* Input for this task
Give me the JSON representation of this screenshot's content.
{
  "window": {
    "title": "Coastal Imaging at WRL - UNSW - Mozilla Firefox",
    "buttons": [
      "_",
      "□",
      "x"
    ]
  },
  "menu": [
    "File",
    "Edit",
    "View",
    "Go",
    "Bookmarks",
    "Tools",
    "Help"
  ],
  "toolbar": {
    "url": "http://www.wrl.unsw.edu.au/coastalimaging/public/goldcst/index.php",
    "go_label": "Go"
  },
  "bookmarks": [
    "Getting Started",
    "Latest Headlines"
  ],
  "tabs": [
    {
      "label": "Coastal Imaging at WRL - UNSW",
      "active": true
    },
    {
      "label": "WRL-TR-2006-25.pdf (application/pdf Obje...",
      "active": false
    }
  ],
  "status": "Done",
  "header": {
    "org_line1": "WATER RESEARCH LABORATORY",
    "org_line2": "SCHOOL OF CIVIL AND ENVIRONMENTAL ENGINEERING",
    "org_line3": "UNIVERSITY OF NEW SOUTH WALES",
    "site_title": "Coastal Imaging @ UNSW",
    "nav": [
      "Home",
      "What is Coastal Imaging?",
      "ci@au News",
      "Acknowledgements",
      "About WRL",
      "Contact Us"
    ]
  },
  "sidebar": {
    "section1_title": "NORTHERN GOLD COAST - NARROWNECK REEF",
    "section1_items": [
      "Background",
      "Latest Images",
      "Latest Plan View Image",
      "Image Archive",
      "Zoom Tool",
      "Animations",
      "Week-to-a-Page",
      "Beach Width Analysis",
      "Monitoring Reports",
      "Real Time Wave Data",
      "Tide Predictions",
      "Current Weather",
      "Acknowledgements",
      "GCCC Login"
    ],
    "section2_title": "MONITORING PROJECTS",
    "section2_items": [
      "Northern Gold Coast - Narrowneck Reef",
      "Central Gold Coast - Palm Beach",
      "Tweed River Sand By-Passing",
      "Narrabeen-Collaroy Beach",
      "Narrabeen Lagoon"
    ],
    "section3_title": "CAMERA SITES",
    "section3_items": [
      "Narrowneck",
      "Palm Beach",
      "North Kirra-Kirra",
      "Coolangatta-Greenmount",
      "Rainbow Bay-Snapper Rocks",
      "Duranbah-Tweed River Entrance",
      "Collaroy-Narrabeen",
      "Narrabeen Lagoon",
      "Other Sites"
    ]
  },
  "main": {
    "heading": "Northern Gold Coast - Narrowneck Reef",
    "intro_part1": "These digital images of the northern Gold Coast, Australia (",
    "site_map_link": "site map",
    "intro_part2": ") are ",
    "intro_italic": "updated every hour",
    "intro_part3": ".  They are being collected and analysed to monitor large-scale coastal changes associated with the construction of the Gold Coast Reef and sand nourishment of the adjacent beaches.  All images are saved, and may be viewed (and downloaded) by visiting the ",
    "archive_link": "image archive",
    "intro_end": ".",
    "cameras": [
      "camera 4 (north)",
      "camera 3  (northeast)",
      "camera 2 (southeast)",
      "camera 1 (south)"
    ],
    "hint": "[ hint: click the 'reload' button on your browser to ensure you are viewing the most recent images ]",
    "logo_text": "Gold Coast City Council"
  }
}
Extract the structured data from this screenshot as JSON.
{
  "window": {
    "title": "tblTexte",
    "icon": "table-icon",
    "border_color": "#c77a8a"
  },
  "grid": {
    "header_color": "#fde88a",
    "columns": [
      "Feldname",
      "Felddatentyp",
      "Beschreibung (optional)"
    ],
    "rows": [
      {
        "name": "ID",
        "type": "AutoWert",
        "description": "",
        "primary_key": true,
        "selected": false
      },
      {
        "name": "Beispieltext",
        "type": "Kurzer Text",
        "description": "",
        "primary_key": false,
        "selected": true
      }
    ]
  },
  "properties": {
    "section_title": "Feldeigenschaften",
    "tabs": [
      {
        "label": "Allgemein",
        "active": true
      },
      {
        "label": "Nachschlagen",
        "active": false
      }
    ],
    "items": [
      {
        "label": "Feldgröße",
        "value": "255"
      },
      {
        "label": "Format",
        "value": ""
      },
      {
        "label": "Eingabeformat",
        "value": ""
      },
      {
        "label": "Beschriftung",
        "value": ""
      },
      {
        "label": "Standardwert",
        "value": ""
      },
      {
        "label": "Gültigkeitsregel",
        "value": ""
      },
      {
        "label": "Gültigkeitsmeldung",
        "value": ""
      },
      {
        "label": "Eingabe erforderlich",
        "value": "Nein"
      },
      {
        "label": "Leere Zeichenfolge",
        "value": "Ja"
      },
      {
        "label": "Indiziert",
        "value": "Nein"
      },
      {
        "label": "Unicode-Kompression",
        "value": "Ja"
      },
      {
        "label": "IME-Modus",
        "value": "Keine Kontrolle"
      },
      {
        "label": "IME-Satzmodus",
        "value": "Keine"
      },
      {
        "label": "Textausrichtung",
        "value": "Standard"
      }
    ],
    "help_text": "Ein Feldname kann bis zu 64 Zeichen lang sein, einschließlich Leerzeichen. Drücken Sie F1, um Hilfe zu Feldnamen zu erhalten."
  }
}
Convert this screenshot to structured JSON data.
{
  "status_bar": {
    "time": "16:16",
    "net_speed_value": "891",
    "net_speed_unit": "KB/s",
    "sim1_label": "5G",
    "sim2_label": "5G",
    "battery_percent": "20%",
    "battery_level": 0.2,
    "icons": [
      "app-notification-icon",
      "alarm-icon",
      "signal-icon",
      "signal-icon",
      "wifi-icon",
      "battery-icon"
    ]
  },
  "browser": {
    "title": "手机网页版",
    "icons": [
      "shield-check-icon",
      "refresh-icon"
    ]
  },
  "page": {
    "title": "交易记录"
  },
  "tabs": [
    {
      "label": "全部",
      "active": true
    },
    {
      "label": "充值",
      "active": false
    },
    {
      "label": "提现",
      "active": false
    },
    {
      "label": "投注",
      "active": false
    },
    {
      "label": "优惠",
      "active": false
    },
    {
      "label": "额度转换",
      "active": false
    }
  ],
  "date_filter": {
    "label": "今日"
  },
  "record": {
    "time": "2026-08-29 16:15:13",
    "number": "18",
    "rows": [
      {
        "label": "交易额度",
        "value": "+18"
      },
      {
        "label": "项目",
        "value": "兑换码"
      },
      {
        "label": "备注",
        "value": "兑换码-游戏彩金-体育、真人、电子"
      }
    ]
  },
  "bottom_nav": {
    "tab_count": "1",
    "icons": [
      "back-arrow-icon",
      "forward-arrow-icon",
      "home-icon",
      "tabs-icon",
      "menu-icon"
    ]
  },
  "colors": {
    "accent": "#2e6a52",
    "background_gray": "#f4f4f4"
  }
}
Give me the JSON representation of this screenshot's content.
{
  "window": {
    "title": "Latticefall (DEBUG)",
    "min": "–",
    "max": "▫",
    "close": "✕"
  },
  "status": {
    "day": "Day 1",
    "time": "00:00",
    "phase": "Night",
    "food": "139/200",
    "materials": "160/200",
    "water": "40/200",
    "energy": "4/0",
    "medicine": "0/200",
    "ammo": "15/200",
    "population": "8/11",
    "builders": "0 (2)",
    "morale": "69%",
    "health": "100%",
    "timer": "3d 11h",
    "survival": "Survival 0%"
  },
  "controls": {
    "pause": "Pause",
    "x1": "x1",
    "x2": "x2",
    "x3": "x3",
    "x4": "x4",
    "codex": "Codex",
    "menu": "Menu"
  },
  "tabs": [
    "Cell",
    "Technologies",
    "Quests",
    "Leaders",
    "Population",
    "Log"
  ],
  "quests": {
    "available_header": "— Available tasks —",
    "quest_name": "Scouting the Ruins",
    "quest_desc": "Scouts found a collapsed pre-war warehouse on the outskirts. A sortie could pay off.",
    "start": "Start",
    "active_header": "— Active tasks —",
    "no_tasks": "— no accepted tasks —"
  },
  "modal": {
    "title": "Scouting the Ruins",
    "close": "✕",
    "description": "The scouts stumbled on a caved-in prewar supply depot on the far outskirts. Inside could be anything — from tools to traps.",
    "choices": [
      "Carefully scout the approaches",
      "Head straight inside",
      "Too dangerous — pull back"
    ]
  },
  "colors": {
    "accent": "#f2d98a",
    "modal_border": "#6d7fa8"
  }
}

* Goal
Go through the lines above. Select every one that has the string "outskirts".

* Output of the exercise
    "quest_desc": "Scouts found a collapsed pre-war warehouse on the outskirts. A sortie could pay off.",
    "description": "The scouts stumbled on a caved-in prewar supply depot on the far outskirts. Inside could be anything — from tools to traps.",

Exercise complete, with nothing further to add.